Report by: Diana Sposito, Research Associate PILPG-NL

Highlights: 

Venezuela is in the process of pursuing justice for victims of serious human rights violations committed in the state. The engagement of the international community, more specifically the International Criminal Court, is key to this process. Secretary-General of the OAS, Luis Almagro, left an important message that, at this very exact moment, there are serious human rights abuses being committed in Venezuela and that justice for victims becomes more and more important each day.

Speakers:

  • Paolina Massidda (Principal Counsel at the Office of Public Counsel for Victims ICC)

  • Rodrigo Diamanti  (Moderator, Director of the NGO Un Mundo Sin Mordaza)

  • Luis Almagro (Secretary-General of the Organization of American States - OAS)

  • Carlos Briceno (Legal Coordinator of the NGO Defiende Venezuela)

  • Rod Rastan (Legal Advisor in the Office of the Prosecutor at the International Criminal Court)

  • Omar Pinango (Laywer and Member of the NGO Defiende Venezuela)

Summary of the Event: 

The first speaker, Luis Almagro, Secretary-General of the Organization of American States - OAS, provided an overview of the human rights situation in Venezuela. He highlighted the importance of justice in society, mainly focusing on Venezuela. According to him, Venezuela faces a sort of dictatorship, which is different from all other states because of the lack of armed conflict. The Venezuelan government faces accusations of being involved in drug trafficking, corruption, and other serious human rights violations.

The OAS Secretary-General pointed out that there is no justice in the state, and impunity is prevalent. He claimed that the national judiciary is partial, non-independent, and that there is only an impression that it seeks justice when, in reality, it has been covering or diminishing grave abuses. The panelist urged the international community and the ICC to take action to remediate such abuses and hopes that Venezuelans will find justice someday.

The second speaker, Rod Rastan, Legal Advisor in the Office of the Prosecutor at the International Criminal Court, explained how the ICC’s Preliminary Examination (PE) proceedings work and updated the participants on the current status of the PE in Venezuela. He first explained that there are two PEs usually opened - one that determines whether it will open an investigation, and another that determines which crimes were committed. This process has no fixed period and depends on the situation.

[GIVEN ENTRIES]
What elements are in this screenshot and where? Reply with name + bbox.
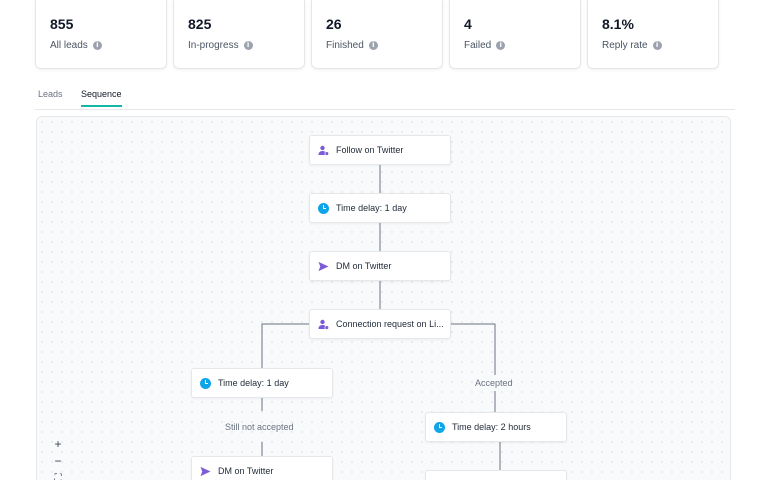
- stat-card-finished[interactable]: 26 Finished i: [311, 0, 443, 69]
- stat-card-reply-rate[interactable]: 8.1% Reply rate i: [587, 0, 719, 69]
- node-label: Follow on Twitter: [336, 145, 404, 155]
- info-icon[interactable]: i: [92, 41, 102, 50]
- node-label: DM on Twitter: [218, 466, 274, 476]
- node-dm-twitter-branch[interactable]: DM on Twitter: [191, 456, 333, 480]
- node-next-step[interactable]: [425, 470, 567, 480]
- tab-leads[interactable]: Leads: [38, 89, 63, 99]
- node-label: Time delay: 1 day: [218, 378, 289, 388]
- clock-icon: [434, 421, 445, 433]
- sequence-canvas[interactable]: [36, 116, 731, 480]
- node-label: Time delay: 1 day: [336, 203, 407, 213]
- stat-value: 26: [326, 16, 342, 32]
- stat-label: In-progress: [188, 40, 239, 51]
- stat-label: Reply rate: [602, 40, 648, 51]
- stat-value: 8.1%: [602, 16, 634, 32]
- node-label: Connection request on Li...: [336, 319, 444, 329]
- info-icon[interactable]: i: [243, 41, 253, 50]
- tab-sequence[interactable]: Sequence: [81, 89, 122, 107]
- stat-label: Failed: [464, 40, 492, 51]
- zoom-out-button[interactable]: −: [54, 454, 62, 468]
- edge-label-still-not-accepted: Still not accepted: [225, 422, 294, 432]
- node-label: Time delay: 2 hours: [452, 422, 531, 432]
- stat-card-in-progress[interactable]: 825 In-progress i: [173, 0, 305, 69]
- send-icon: [318, 261, 329, 272]
- stat-card-failed[interactable]: 4 Failed i: [449, 0, 581, 69]
- node-follow-twitter[interactable]: Follow on Twitter: [309, 135, 451, 165]
- connector-line: [451, 323, 496, 375]
- node-connection-request-linkedin[interactable]: Connection request on Li...: [309, 309, 451, 339]
- stat-label: Finished: [326, 40, 364, 51]
- user-icon: [318, 319, 329, 330]
- stat-label: All leads: [50, 40, 88, 51]
- node-dm-twitter[interactable]: DM on Twitter: [309, 251, 451, 281]
- stat-value: 855: [50, 16, 74, 32]
- info-icon[interactable]: i: [496, 41, 506, 50]
- fit-view-button[interactable]: ⛶: [54, 473, 62, 480]
- send-icon: [200, 466, 211, 477]
- connector-line: [261, 323, 309, 369]
- stats-row: 855 All leads i 825 In-progress i 26 Finis…: [35, 0, 719, 69]
- node-time-delay-1-day[interactable]: Time delay: 1 day: [309, 193, 451, 223]
- stat-value: 4: [464, 16, 472, 32]
- node-time-delay-2-hours[interactable]: Time delay: 2 hours: [425, 412, 567, 442]
- zoom-in-button[interactable]: +: [54, 437, 62, 451]
- clock-icon: [318, 202, 329, 214]
- clock-icon: [200, 377, 211, 389]
- info-icon[interactable]: i: [652, 41, 662, 50]
- tab-bar: Leads Sequence: [35, 86, 735, 110]
- edge-label-accepted: Accepted: [475, 378, 513, 388]
- zoom-controls: + − ⛶: [50, 436, 66, 480]
- info-icon[interactable]: i: [368, 41, 378, 50]
- stat-card-all-leads[interactable]: 855 All leads i: [35, 0, 167, 69]
- node-time-delay-1-day-branch[interactable]: Time delay: 1 day: [191, 368, 333, 398]
- stat-value: 825: [188, 16, 212, 32]
- node-label: DM on Twitter: [336, 261, 392, 271]
- user-icon: [318, 145, 329, 156]
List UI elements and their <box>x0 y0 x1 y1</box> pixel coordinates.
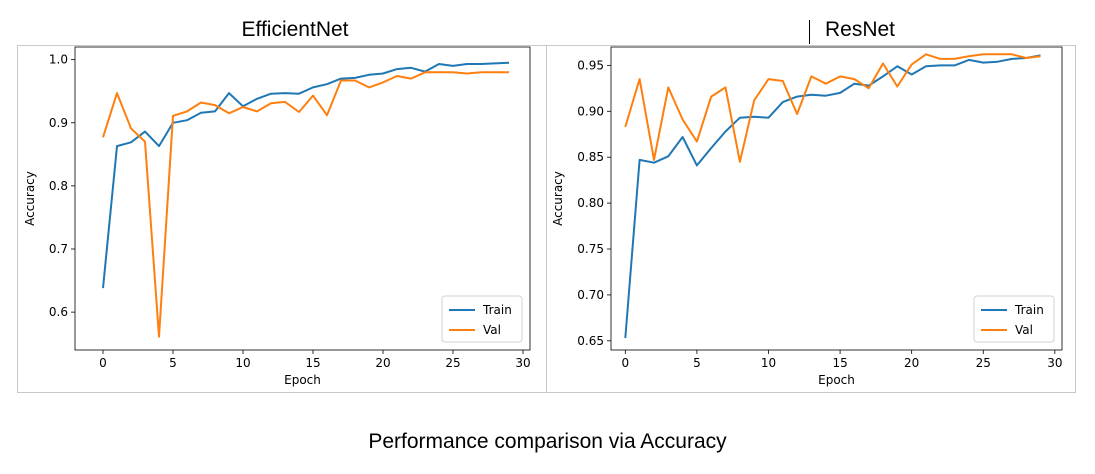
resnet-xtick-label: 30 <box>1047 356 1062 370</box>
resnet-xaxis-label: Epoch <box>818 373 855 387</box>
resnet-ytick-label: 0.95 <box>577 58 604 72</box>
efficientnet-legend-label-train: Train <box>482 303 512 317</box>
figure-caption: Performance comparison via Accuracy <box>368 430 727 453</box>
resnet-xtick-label: 15 <box>832 356 847 370</box>
resnet-ytick-label: 0.75 <box>577 242 604 256</box>
efficientnet-xtick-label: 5 <box>169 356 177 370</box>
resnet-legend-label-val: Val <box>1015 323 1033 337</box>
resnet-ytick-label: 0.90 <box>577 104 604 118</box>
efficientnet-series-val-line <box>102 71 509 338</box>
text-cursor <box>809 20 810 44</box>
chart-title-efficientnet: EfficientNet <box>241 18 349 41</box>
resnet-ytick-label: 0.80 <box>577 196 604 210</box>
resnet-ytick-label: 0.65 <box>577 334 604 348</box>
efficientnet-xtick-label: 20 <box>375 356 390 370</box>
efficientnet-series-train-line <box>102 61 510 289</box>
efficientnet-ytick-label: 1.0 <box>49 53 68 67</box>
chart-title-resnet: ResNet <box>824 18 896 41</box>
efficientnet-yaxis-label: Accuracy <box>23 171 37 226</box>
resnet-legend-label-train: Train <box>1014 303 1044 317</box>
resnet-xtick-label: 0 <box>621 356 629 370</box>
resnet-series-train-line <box>624 54 1041 339</box>
resnet-xtick-label: 10 <box>761 356 776 370</box>
efficientnet-ytick-label: 0.6 <box>49 305 68 319</box>
efficientnet-xtick-label: 25 <box>445 356 460 370</box>
resnet-xtick-label: 20 <box>904 356 919 370</box>
efficientnet-ytick-label: 0.8 <box>49 179 68 193</box>
resnet-xtick-label: 25 <box>976 356 991 370</box>
efficientnet-xtick-label: 10 <box>235 356 250 370</box>
efficientnet-xaxis-label: Epoch <box>284 373 321 387</box>
efficientnet-xtick-label: 30 <box>515 356 530 370</box>
efficientnet-xtick-label: 15 <box>305 356 320 370</box>
efficientnet-axes-box <box>74 46 531 351</box>
efficientnet-ytick-label: 0.9 <box>49 116 68 130</box>
efficientnet-ytick-label: 0.7 <box>49 242 68 256</box>
resnet-yaxis-label: Accuracy <box>551 171 565 226</box>
resnet-ytick-label: 0.70 <box>577 288 604 302</box>
resnet-ytick-label: 0.85 <box>577 150 604 164</box>
resnet-axes-box <box>610 46 1063 351</box>
efficientnet-legend-label-val: Val <box>483 323 501 337</box>
resnet-xtick-label: 5 <box>693 356 701 370</box>
resnet-series-val-line <box>624 53 1041 163</box>
efficientnet-xtick-label: 0 <box>99 356 107 370</box>
chart-frame-resnet <box>546 45 1076 393</box>
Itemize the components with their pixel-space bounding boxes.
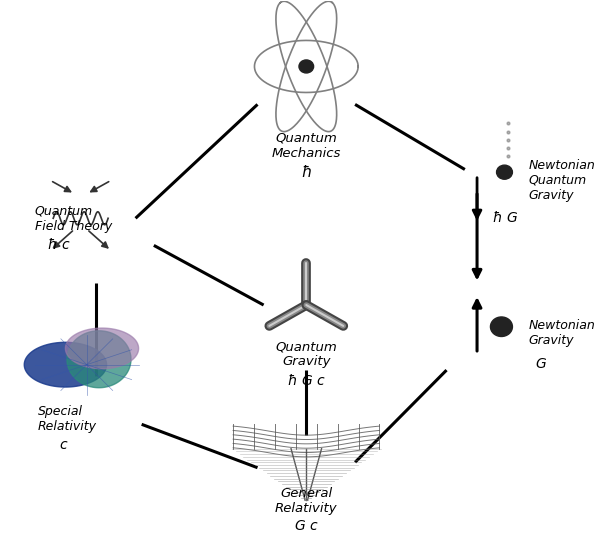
Text: $G \ c$: $G \ c$	[294, 519, 319, 533]
Text: General
Relativity: General Relativity	[275, 487, 338, 514]
Text: Special
Relativity: Special Relativity	[38, 405, 97, 433]
Text: $\hbar$: $\hbar$	[301, 164, 312, 180]
Circle shape	[496, 165, 512, 179]
Text: Quantum
Mechanics: Quantum Mechanics	[272, 131, 341, 160]
Text: $G$: $G$	[535, 356, 547, 371]
Polygon shape	[65, 328, 138, 369]
Text: $c$: $c$	[59, 438, 69, 452]
Polygon shape	[67, 331, 131, 387]
Circle shape	[299, 60, 314, 73]
Text: Quantum
Field Theory: Quantum Field Theory	[35, 205, 112, 233]
Text: $\hbar \ G$: $\hbar \ G$	[492, 210, 518, 225]
Circle shape	[490, 317, 512, 336]
Text: Newtonian
Gravity: Newtonian Gravity	[529, 319, 596, 347]
Polygon shape	[24, 342, 106, 387]
Text: Quantum
Gravity: Quantum Gravity	[276, 340, 337, 368]
Text: $\hbar \ c$: $\hbar \ c$	[47, 237, 71, 252]
Text: $\hbar \ G \ c$: $\hbar \ G \ c$	[287, 373, 326, 388]
Text: Newtonian
Quantum
Gravity: Newtonian Quantum Gravity	[529, 159, 596, 202]
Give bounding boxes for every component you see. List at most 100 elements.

[COMPLETE THE FOLLOWING]
1) According to the event report, which NGO is Rodrigo Diamanti the director of?
2) Rewrite the event report from "Venezuela is in" to "States - OAS)", substituting "Chair" for "Moderator".

[SET OF ANSWERS]
1) Un Mundo Sin Mordaza

2)
Venezuela is in the process of pursuing justice for victims of serious human rights violations committed in the state. The engagement of the international community, more specifically the International Criminal Court, is key to this process. Secretary-General of the OAS, Luis Almagro, left an important message that, at this very exact moment, there are serious human rights abuses being committed in Venezuela and that justice for victims becomes more and more important each day.

Speakers:

  • Paolina Massidda (Principal Counsel at the Office of Public Counsel for Victims ICC)

  • Rodrigo Diamanti  (Chair, Director of the NGO Un Mundo Sin Mordaza)

  • Luis Almagro (Secretary-General of the Organization of American States - OAS)